- Collection entries -

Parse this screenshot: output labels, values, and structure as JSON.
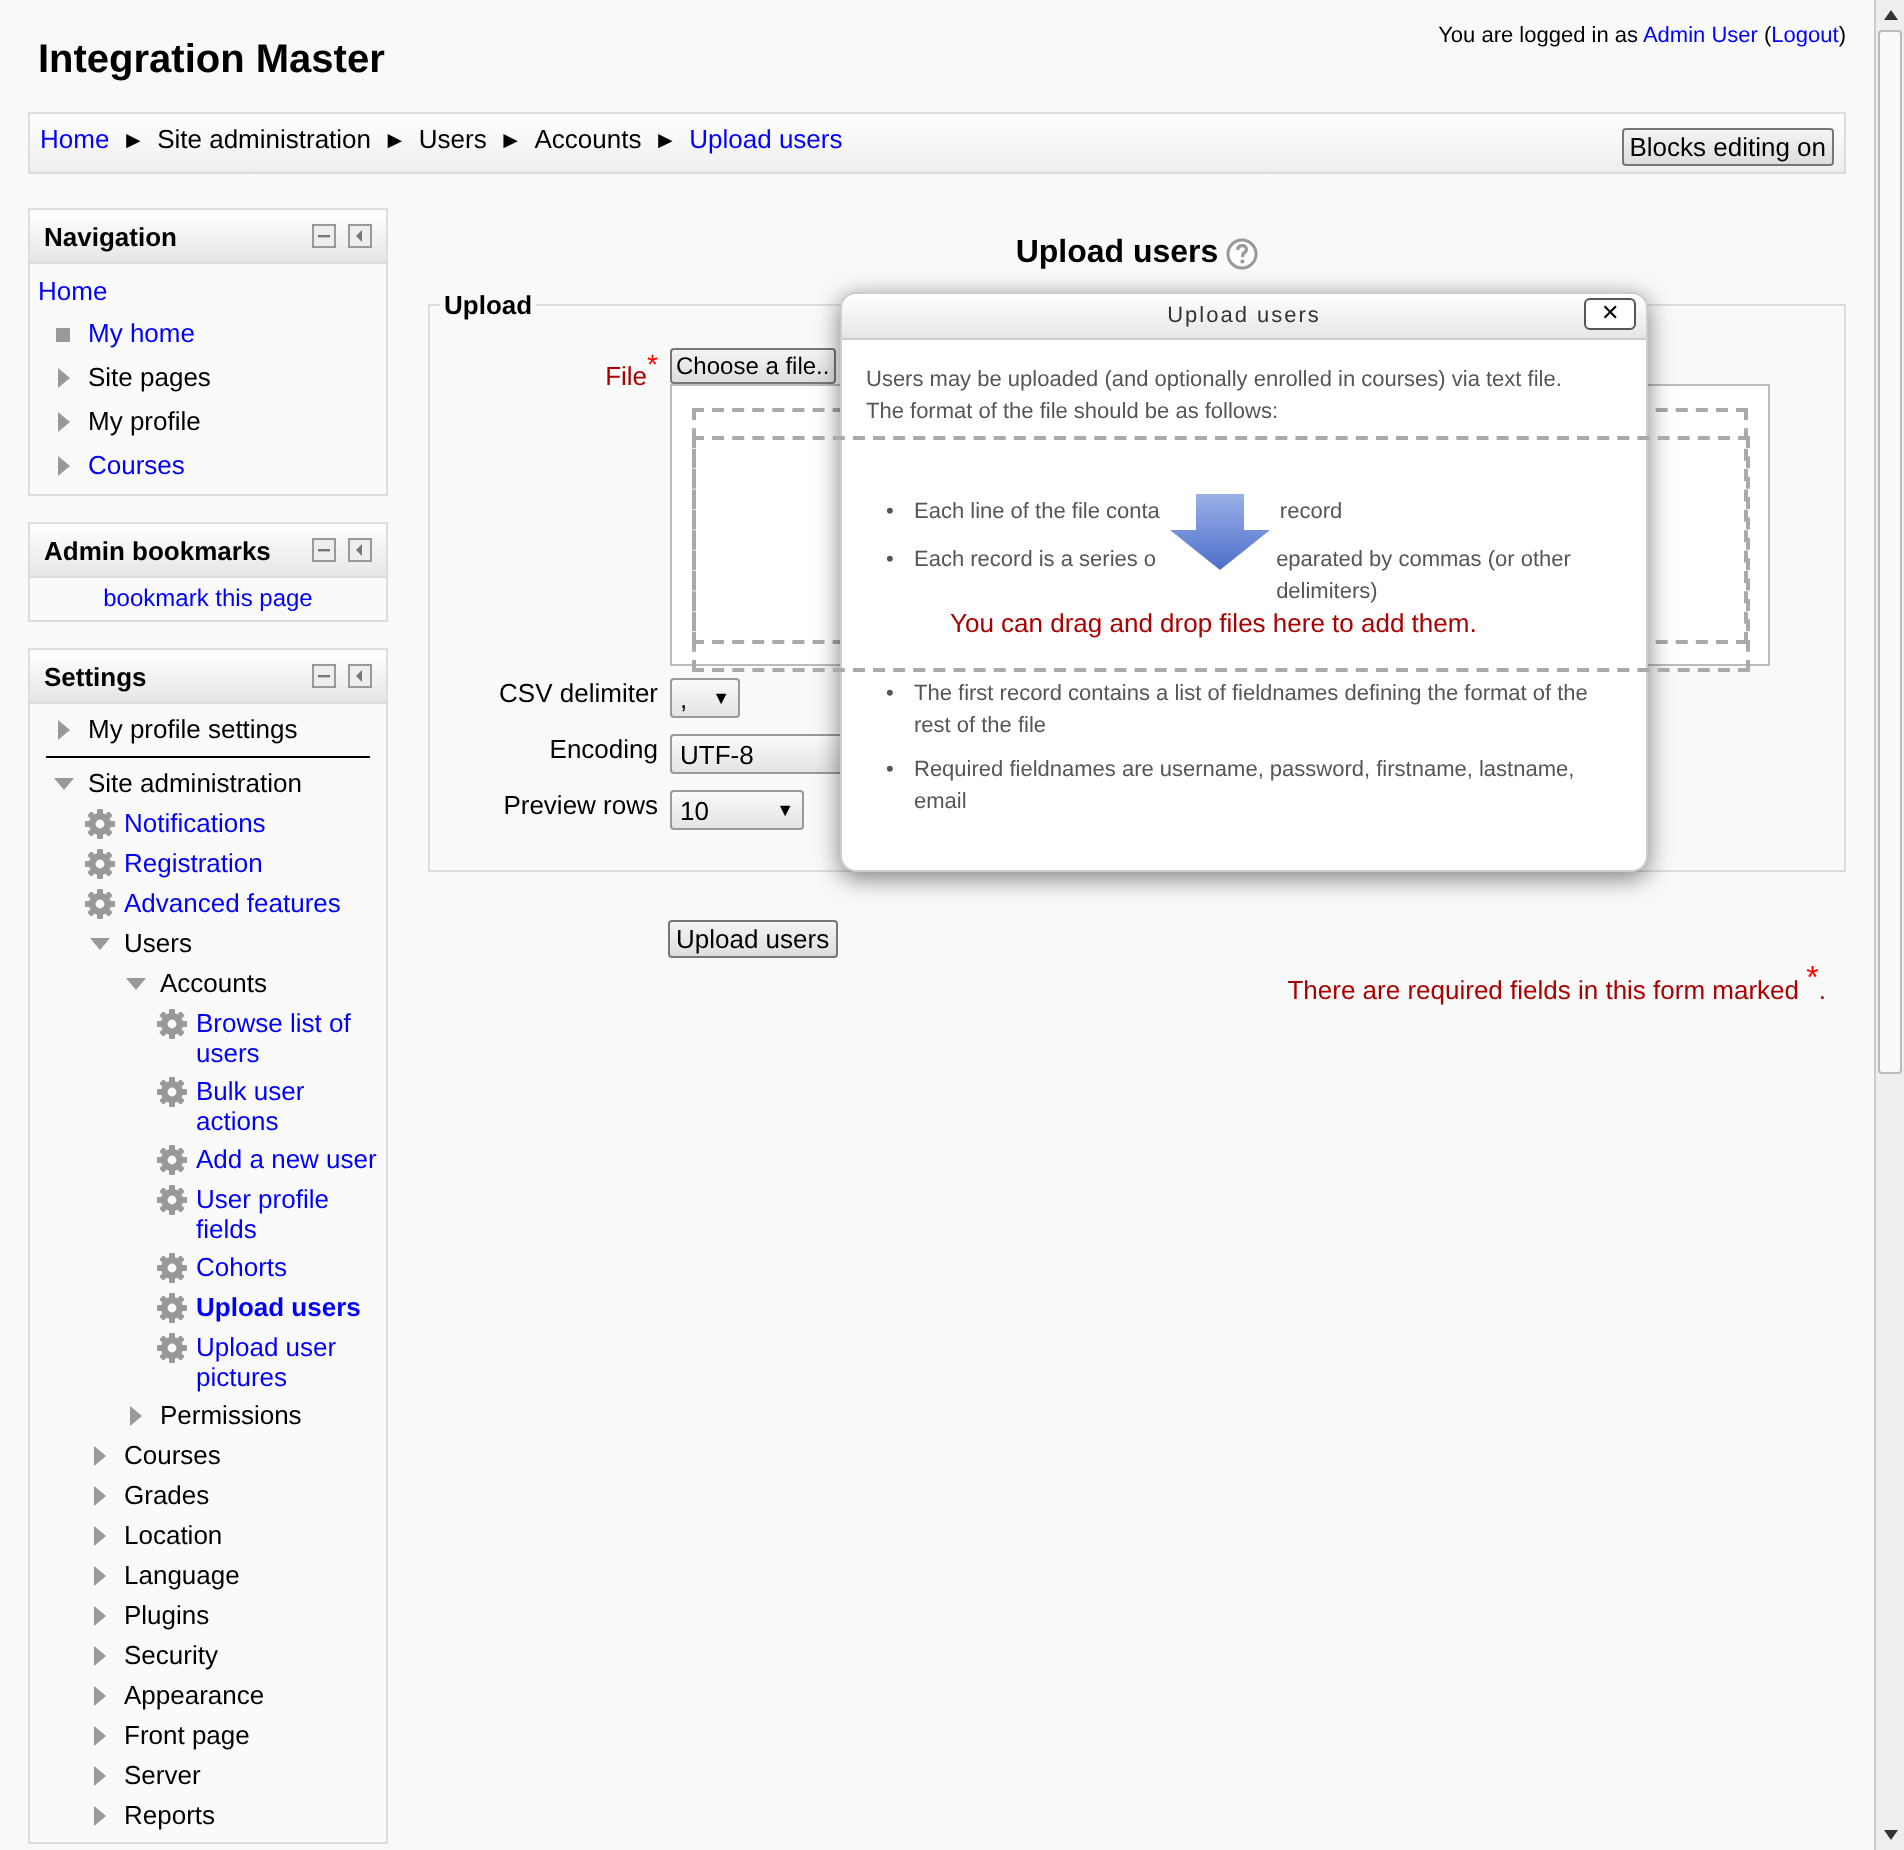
{
  "header": {
    "title": "Integration Master",
    "login": {
      "prefix": "You are logged in as",
      "user": "Admin User",
      "open": "(",
      "logout": "Logout",
      "close": ")"
    }
  },
  "breadcrumb": {
    "items": [
      {
        "label": "Home",
        "link": true
      },
      {
        "label": "Site administration",
        "link": false
      },
      {
        "label": "Users",
        "link": false
      },
      {
        "label": "Accounts",
        "link": false
      },
      {
        "label": "Upload users",
        "link": true
      }
    ],
    "separator": "►",
    "button": "Blocks editing on"
  },
  "navigation": {
    "title": "Navigation",
    "items": [
      {
        "label": "Home",
        "kind": "plain-link"
      },
      {
        "label": "My home",
        "kind": "bullet-link"
      },
      {
        "label": "Site pages",
        "kind": "branch",
        "expanded": false,
        "link": false
      },
      {
        "label": "My profile",
        "kind": "branch",
        "expanded": false,
        "link": false
      },
      {
        "label": "Courses",
        "kind": "branch",
        "expanded": false,
        "link": true
      }
    ]
  },
  "bookmarks": {
    "title": "Admin bookmarks",
    "link": "bookmark this page"
  },
  "settings": {
    "title": "Settings",
    "items": [
      {
        "label": "My profile settings",
        "kind": "branch",
        "expanded": false,
        "link": false
      },
      {
        "label": "Site administration",
        "kind": "branch",
        "expanded": true,
        "link": false,
        "children": [
          {
            "label": "Notifications",
            "kind": "setting",
            "current": false
          },
          {
            "label": "Registration",
            "kind": "setting",
            "current": false
          },
          {
            "label": "Advanced features",
            "kind": "setting",
            "current": false
          },
          {
            "label": "Users",
            "kind": "branch",
            "expanded": true,
            "link": false,
            "children": [
              {
                "label": "Accounts",
                "kind": "branch",
                "expanded": true,
                "link": false,
                "children": [
                  {
                    "label": "Browse list of users",
                    "kind": "setting",
                    "current": false
                  },
                  {
                    "label": "Bulk user actions",
                    "kind": "setting",
                    "current": false
                  },
                  {
                    "label": "Add a new user",
                    "kind": "setting",
                    "current": false
                  },
                  {
                    "label": "User profile fields",
                    "kind": "setting",
                    "current": false
                  },
                  {
                    "label": "Cohorts",
                    "kind": "setting",
                    "current": false
                  },
                  {
                    "label": "Upload users",
                    "kind": "setting",
                    "current": true
                  },
                  {
                    "label": "Upload user pictures",
                    "kind": "setting",
                    "current": false
                  }
                ]
              },
              {
                "label": "Permissions",
                "kind": "branch",
                "expanded": false,
                "link": false
              }
            ]
          },
          {
            "label": "Courses",
            "kind": "branch",
            "expanded": false,
            "link": false
          },
          {
            "label": "Grades",
            "kind": "branch",
            "expanded": false,
            "link": false
          },
          {
            "label": "Location",
            "kind": "branch",
            "expanded": false,
            "link": false
          },
          {
            "label": "Language",
            "kind": "branch",
            "expanded": false,
            "link": false
          },
          {
            "label": "Plugins",
            "kind": "branch",
            "expanded": false,
            "link": false
          },
          {
            "label": "Security",
            "kind": "branch",
            "expanded": false,
            "link": false
          },
          {
            "label": "Appearance",
            "kind": "branch",
            "expanded": false,
            "link": false
          },
          {
            "label": "Front page",
            "kind": "branch",
            "expanded": false,
            "link": false
          },
          {
            "label": "Server",
            "kind": "branch",
            "expanded": false,
            "link": false
          },
          {
            "label": "Reports",
            "kind": "branch",
            "expanded": false,
            "link": false
          }
        ]
      }
    ]
  },
  "main": {
    "heading": "Upload users",
    "fieldset": "Upload",
    "file": {
      "label": "File",
      "required": "*",
      "button": "Choose a file..",
      "drop_text": "You can drag and drop files here to add them."
    },
    "fields": [
      {
        "label": "CSV delimiter",
        "value": ","
      },
      {
        "label": "Encoding",
        "value": "UTF-8"
      },
      {
        "label": "Preview rows",
        "value": "10"
      }
    ],
    "dropdown_arrow": "▼",
    "submit": "Upload users",
    "notice": "There are required fields in this form marked",
    "notice_mark": "*",
    "notice_end": "."
  },
  "dialog": {
    "title": "Upload users",
    "close": "✕",
    "intro": "Users may be uploaded (and optionally enrolled in courses) via text file. The format of the file should be as follows:",
    "bullet_mark": "•",
    "bullets": [
      {
        "parts": [
          "Each line of the file conta",
          "record"
        ]
      },
      {
        "parts": [
          "Each record is a series o",
          "eparated by commas (or other delimiters)"
        ]
      },
      {
        "parts": [
          "The first record contains a list of fieldnames defining the format of the rest of the file"
        ]
      },
      {
        "parts": [
          "Required fieldnames are username, password, firstname, lastname, email"
        ]
      }
    ]
  }
}
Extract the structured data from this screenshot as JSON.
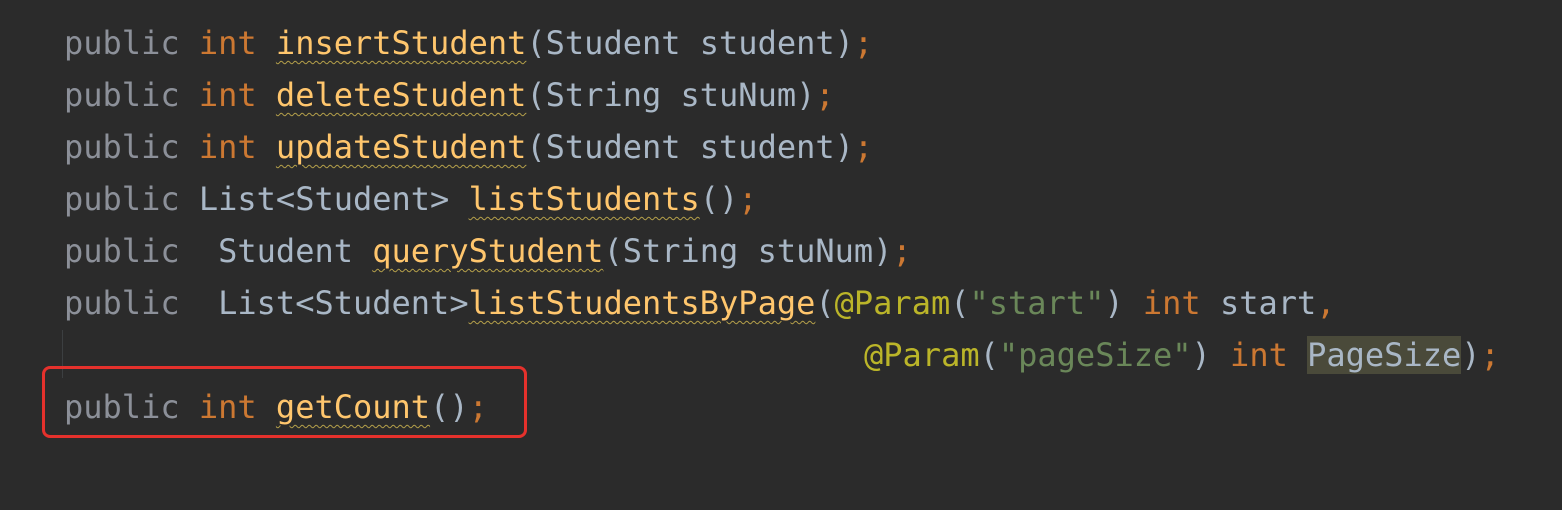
{
  "code": {
    "line1": {
      "modifier": "public",
      "return_type": "int",
      "method": "insertStudent",
      "open": "(",
      "params": "Student student",
      "close": ")",
      "end": ";"
    },
    "line2": {
      "modifier": "public",
      "return_type": "int",
      "method": "deleteStudent",
      "open": "(",
      "params": "String stuNum",
      "close": ")",
      "end": ";"
    },
    "line3": {
      "modifier": "public",
      "return_type": "int",
      "method": "updateStudent",
      "open": "(",
      "params": "Student student",
      "close": ")",
      "end": ";"
    },
    "line4": {
      "modifier": "public",
      "return_type": "List<Student>",
      "method": "listStudents",
      "parens": "()",
      "end": ";"
    },
    "line5": {
      "modifier": "public",
      "return_type": "Student",
      "method": "queryStudent",
      "open": "(",
      "params": "String stuNum",
      "close": ")",
      "end": ";"
    },
    "line6": {
      "modifier": "public",
      "return_type": "List<Student>",
      "method": "listStudentsByPage",
      "open": "(",
      "annotation": "@Param",
      "annot_open": "(",
      "annot_value": "\"start\"",
      "annot_close": ")",
      "param_type": "int",
      "param_name": "start",
      "comma": ","
    },
    "line7": {
      "annotation": "@Param",
      "annot_open": "(",
      "annot_value": "\"pageSize\"",
      "annot_close": ")",
      "param_type": "int",
      "param_name": "PageSize",
      "close": ")",
      "end": ";"
    },
    "line8": {
      "modifier": "public",
      "return_type": "int",
      "method": "getCount",
      "parens": "()",
      "end": ";"
    }
  },
  "colors": {
    "background": "#2b2b2b",
    "keyword": "#cc7832",
    "method": "#ffc66d",
    "annotation": "#bbb529",
    "string": "#6a8759",
    "highlight_box": "#e5312c"
  }
}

- EXERCISE PROMPT -
Repeat the listing in full and exactly. Leave any pictures out.

- OUTPUT OF THE EXERCISE -
Parse this screenshot: output labels, values, and structure as JSON.
{
  "header": {
    "title": "Integration Master",
    "login": {
      "prefix": "You are logged in as",
      "user": "Admin User",
      "open": "(",
      "logout": "Logout",
      "close": ")"
    }
  },
  "breadcrumb": {
    "items": [
      {
        "label": "Home",
        "link": true
      },
      {
        "label": "Site administration",
        "link": false
      },
      {
        "label": "Users",
        "link": false
      },
      {
        "label": "Accounts",
        "link": false
      },
      {
        "label": "Upload users",
        "link": true
      }
    ],
    "separator": "►",
    "button": "Blocks editing on"
  },
  "navigation": {
    "title": "Navigation",
    "items": [
      {
        "label": "Home",
        "kind": "plain-link"
      },
      {
        "label": "My home",
        "kind": "bullet-link"
      },
      {
        "label": "Site pages",
        "kind": "branch",
        "expanded": false,
        "link": false
      },
      {
        "label": "My profile",
        "kind": "branch",
        "expanded": false,
        "link": false
      },
      {
        "label": "Courses",
        "kind": "branch",
        "expanded": false,
        "link": true
      }
    ]
  },
  "bookmarks": {
    "title": "Admin bookmarks",
    "link": "bookmark this page"
  },
  "settings": {
    "title": "Settings",
    "items": [
      {
        "label": "My profile settings",
        "kind": "branch",
        "expanded": false,
        "link": false
      },
      {
        "label": "Site administration",
        "kind": "branch",
        "expanded": true,
        "link": false,
        "children": [
          {
            "label": "Notifications",
            "kind": "setting",
            "current": false
          },
          {
            "label": "Registration",
            "kind": "setting",
            "current": false
          },
          {
            "label": "Advanced features",
            "kind": "setting",
            "current": false
          },
          {
            "label": "Users",
            "kind": "branch",
            "expanded": true,
            "link": false,
            "children": [
              {
                "label": "Accounts",
                "kind": "branch",
                "expanded": true,
                "link": false,
                "children": [
                  {
                    "label": "Browse list of users",
                    "kind": "setting",
                    "current": false
                  },
                  {
                    "label": "Bulk user actions",
                    "kind": "setting",
                    "current": false
                  },
                  {
                    "label": "Add a new user",
                    "kind": "setting",
                    "current": false
                  },
                  {
                    "label": "User profile fields",
                    "kind": "setting",
                    "current": false
                  },
                  {
                    "label": "Cohorts",
                    "kind": "setting",
                    "current": false
                  },
                  {
                    "label": "Upload users",
                    "kind": "setting",
                    "current": true
                  },
                  {
                    "label": "Upload user pictures",
                    "kind": "setting",
                    "current": false
                  }
                ]
              },
              {
                "label": "Permissions",
                "kind": "branch",
                "expanded": false,
                "link": false
              }
            ]
          },
          {
            "label": "Courses",
            "kind": "branch",
            "expanded": false,
            "link": false
          },
          {
            "label": "Grades",
            "kind": "branch",
            "expanded": false,
            "link": false
          },
          {
            "label": "Location",
            "kind": "branch",
            "expanded": false,
            "link": false
          },
          {
            "label": "Language",
            "kind": "branch",
            "expanded": false,
            "link": false
          },
          {
            "label": "Plugins",
            "kind": "branch",
            "expanded": false,
            "link": false
          },
          {
            "label": "Security",
            "kind": "branch",
            "expanded": false,
            "link": false
          },
          {
            "label": "Appearance",
            "kind": "branch",
            "expanded": false,
            "link": false
          },
          {
            "label": "Front page",
            "kind": "branch",
            "expanded": false,
            "link": false
          },
          {
            "label": "Server",
            "kind": "branch",
            "expanded": false,
            "link": false
          },
          {
            "label": "Reports",
            "kind": "branch",
            "expanded": false,
            "link": false
          }
        ]
      }
    ]
  },
  "main": {
    "heading": "Upload users",
    "fieldset": "Upload",
    "file": {
      "label": "File",
      "required": "*",
      "button": "Choose a file..",
      "drop_text": "You can drag and drop files here to add them."
    },
    "fields": [
      {
        "label": "CSV delimiter",
        "value": ","
      },
      {
        "label": "Encoding",
        "value": "UTF-8"
      },
      {
        "label": "Preview rows",
        "value": "10"
      }
    ],
    "dropdown_arrow": "▼",
    "submit": "Upload users",
    "notice": "There are required fields in this form marked",
    "notice_mark": "*",
    "notice_end": "."
  },
  "dialog": {
    "title": "Upload users",
    "close": "✕",
    "intro": "Users may be uploaded (and optionally enrolled in courses) via text file. The format of the file should be as follows:",
    "bullet_mark": "•",
    "bullets": [
      {
        "parts": [
          "Each line of the file conta",
          "record"
        ]
      },
      {
        "parts": [
          "Each record is a series o",
          "eparated by commas (or other delimiters)"
        ]
      },
      {
        "parts": [
          "The first record contains a list of fieldnames defining the format of the rest of the file"
        ]
      },
      {
        "parts": [
          "Required fieldnames are username, password, firstname, lastname, email"
        ]
      }
    ]
  }
}
Extract the structured data from this screenshot as JSON.
{
  "code": {
    "line1": {
      "modifier": "public",
      "return_type": "int",
      "method": "insertStudent",
      "open": "(",
      "params": "Student student",
      "close": ")",
      "end": ";"
    },
    "line2": {
      "modifier": "public",
      "return_type": "int",
      "method": "deleteStudent",
      "open": "(",
      "params": "String stuNum",
      "close": ")",
      "end": ";"
    },
    "line3": {
      "modifier": "public",
      "return_type": "int",
      "method": "updateStudent",
      "open": "(",
      "params": "Student student",
      "close": ")",
      "end": ";"
    },
    "line4": {
      "modifier": "public",
      "return_type": "List<Student>",
      "method": "listStudents",
      "parens": "()",
      "end": ";"
    },
    "line5": {
      "modifier": "public",
      "return_type": "Student",
      "method": "queryStudent",
      "open": "(",
      "params": "String stuNum",
      "close": ")",
      "end": ";"
    },
    "line6": {
      "modifier": "public",
      "return_type": "List<Student>",
      "method": "listStudentsByPage",
      "open": "(",
      "annotation": "@Param",
      "annot_open": "(",
      "annot_value": "\"start\"",
      "annot_close": ")",
      "param_type": "int",
      "param_name": "start",
      "comma": ","
    },
    "line7": {
      "annotation": "@Param",
      "annot_open": "(",
      "annot_value": "\"pageSize\"",
      "annot_close": ")",
      "param_type": "int",
      "param_name": "PageSize",
      "close": ")",
      "end": ";"
    },
    "line8": {
      "modifier": "public",
      "return_type": "int",
      "method": "getCount",
      "parens": "()",
      "end": ";"
    }
  },
  "colors": {
    "background": "#2b2b2b",
    "keyword": "#cc7832",
    "method": "#ffc66d",
    "annotation": "#bbb529",
    "string": "#6a8759",
    "highlight_box": "#e5312c"
  }
}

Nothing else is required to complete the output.